(begin)

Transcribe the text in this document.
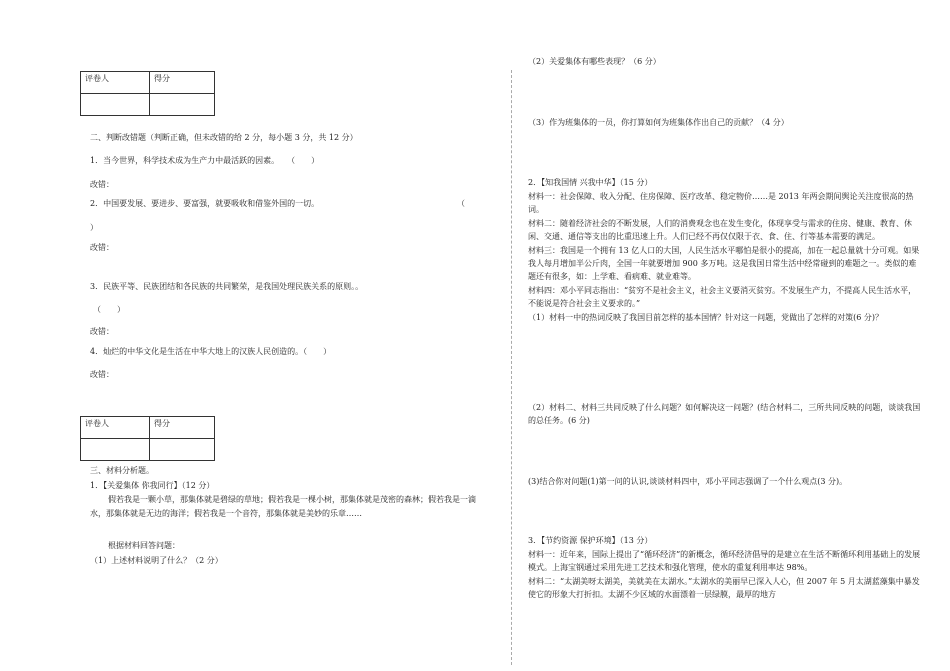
评卷人	得分

二、判断改错题（判断正确，但未改错的给 2 分，每小题 3 分，共 12 分）
1．当今世界，科学技术成为生产力中最活跃的因素。　　（　　）
改错：
2．中国要发展、要进步、要富强，就要吸收和借鉴外国的一切。	（
）
改错：
3．民族平等、民族团结和各民族的共同繁荣，是我国处理民族关系的原则。。
（　　）
改错：
4．灿烂的中华文化是生活在中华大地上的汉族人民创造的。（　　）
改错：
评卷人	得分

三、材料分析题。
1．【关爱集体 你我同行】（12 分）
假若我是一颗小草，那集体就是碧绿的草地；假若我是一棵小树，那集体就是茂密的森林；假若我是一滴水，那集体就是无边的海洋；假若我是一个音符，那集体就是美妙的乐章……
根据材料回答问题：
（1）上述材料说明了什么？（2 分）
（2）关爱集体有哪些表现？（6 分）
（3）作为班集体的一员，你打算如何为班集体作出自己的贡献？（4 分）
2．【知我国情 兴我中华】（15 分）
材料一：社会保障、收入分配、住房保障、医疗改革、稳定物价……是 2013 年两会期间舆论关注度很高的热词。
材料二：随着经济社会的不断发展，人们的消费观念也在发生变化，体现享受与需求的住房、健康、教育、休闲、交通、通信等支出的比重迅速上升。人们已经不再仅仅限于衣、食、住、行等基本需要的满足。
材料三：我国是一个拥有 13 亿人口的大国，人民生活水平哪怕是很小的提高，加在一起总量就十分可观。如果我人每月增加半公斤肉，全国一年就要增加 900 多万吨。这是我国日常生活中经常碰到的难题之一。类似的难题还有很多，如：上学难、看病难、就业难等。
材料四：邓小平同志指出：“贫穷不是社会主义，社会主义要消灭贫穷。不发展生产力，不提高人民生活水平，不能说是符合社会主义要求的。”
（1）材料一中的热词反映了我国目前怎样的基本国情？针对这一问题，党做出了怎样的对策(6 分)？
（2）材料二、材料三共同反映了什么问题？如何解决这一问题？(结合材料二，三所共同反映的问题，谈谈我国的总任务。(6 分)
(3)结合你对问题(1)第一问的认识,谈谈材料四中，邓小平同志强调了一个什么观点(3 分)。
3．【节约资源 保护环境】（13 分）
材料一：近年来，国际上提出了“循环经济”的新概念，循环经济倡导的是建立在生活不断循环利用基础上的发展模式。上海宝钢通过采用先进工艺技术和强化管理，使水的重复利用率达 98%。
材料二：“太湖美呀太湖美，美就美在太湖水。”太湖水的美丽早已深入人心，但 2007 年 5 月太湖蓝藻集中暴发使它的形象大打折扣。太湖不少区域的水面漂着一层绿膜，最厚的地方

(end)

▶ **What the task requires**: The pictures in the entries should be left out; output everything else exactly.

▶ **Expected output**:
Transcribe the text in this document.
评卷人	得分

二、判断改错题（判断正确，但未改错的给 2 分，每小题 3 分，共 12 分）
1．当今世界，科学技术成为生产力中最活跃的因素。　　（　　）
改错：
2．中国要发展、要进步、要富强，就要吸收和借鉴外国的一切。	（
）
改错：
3．民族平等、民族团结和各民族的共同繁荣，是我国处理民族关系的原则。。
（　　）
改错：
4．灿烂的中华文化是生活在中华大地上的汉族人民创造的。（　　）
改错：
评卷人	得分

三、材料分析题。
1．【关爱集体 你我同行】（12 分）
假若我是一颗小草，那集体就是碧绿的草地；假若我是一棵小树，那集体就是茂密的森林；假若我是一滴水，那集体就是无边的海洋；假若我是一个音符，那集体就是美妙的乐章……
根据材料回答问题：
（1）上述材料说明了什么？（2 分）
（2）关爱集体有哪些表现？（6 分）
（3）作为班集体的一员，你打算如何为班集体作出自己的贡献？（4 分）
2．【知我国情 兴我中华】（15 分）
材料一：社会保障、收入分配、住房保障、医疗改革、稳定物价……是 2013 年两会期间舆论关注度很高的热词。
材料二：随着经济社会的不断发展，人们的消费观念也在发生变化，体现享受与需求的住房、健康、教育、休闲、交通、通信等支出的比重迅速上升。人们已经不再仅仅限于衣、食、住、行等基本需要的满足。
材料三：我国是一个拥有 13 亿人口的大国，人民生活水平哪怕是很小的提高，加在一起总量就十分可观。如果我人每月增加半公斤肉，全国一年就要增加 900 多万吨。这是我国日常生活中经常碰到的难题之一。类似的难题还有很多，如：上学难、看病难、就业难等。
材料四：邓小平同志指出：“贫穷不是社会主义，社会主义要消灭贫穷。不发展生产力，不提高人民生活水平，不能说是符合社会主义要求的。”
（1）材料一中的热词反映了我国目前怎样的基本国情？针对这一问题，党做出了怎样的对策(6 分)？
（2）材料二、材料三共同反映了什么问题？如何解决这一问题？(结合材料二，三所共同反映的问题，谈谈我国的总任务。(6 分)
(3)结合你对问题(1)第一问的认识,谈谈材料四中，邓小平同志强调了一个什么观点(3 分)。
3．【节约资源 保护环境】（13 分）
材料一：近年来，国际上提出了“循环经济”的新概念，循环经济倡导的是建立在生活不断循环利用基础上的发展模式。上海宝钢通过采用先进工艺技术和强化管理，使水的重复利用率达 98%。
材料二：“太湖美呀太湖美，美就美在太湖水。”太湖水的美丽早已深入人心，但 2007 年 5 月太湖蓝藻集中暴发使它的形象大打折扣。太湖不少区域的水面漂着一层绿膜，最厚的地方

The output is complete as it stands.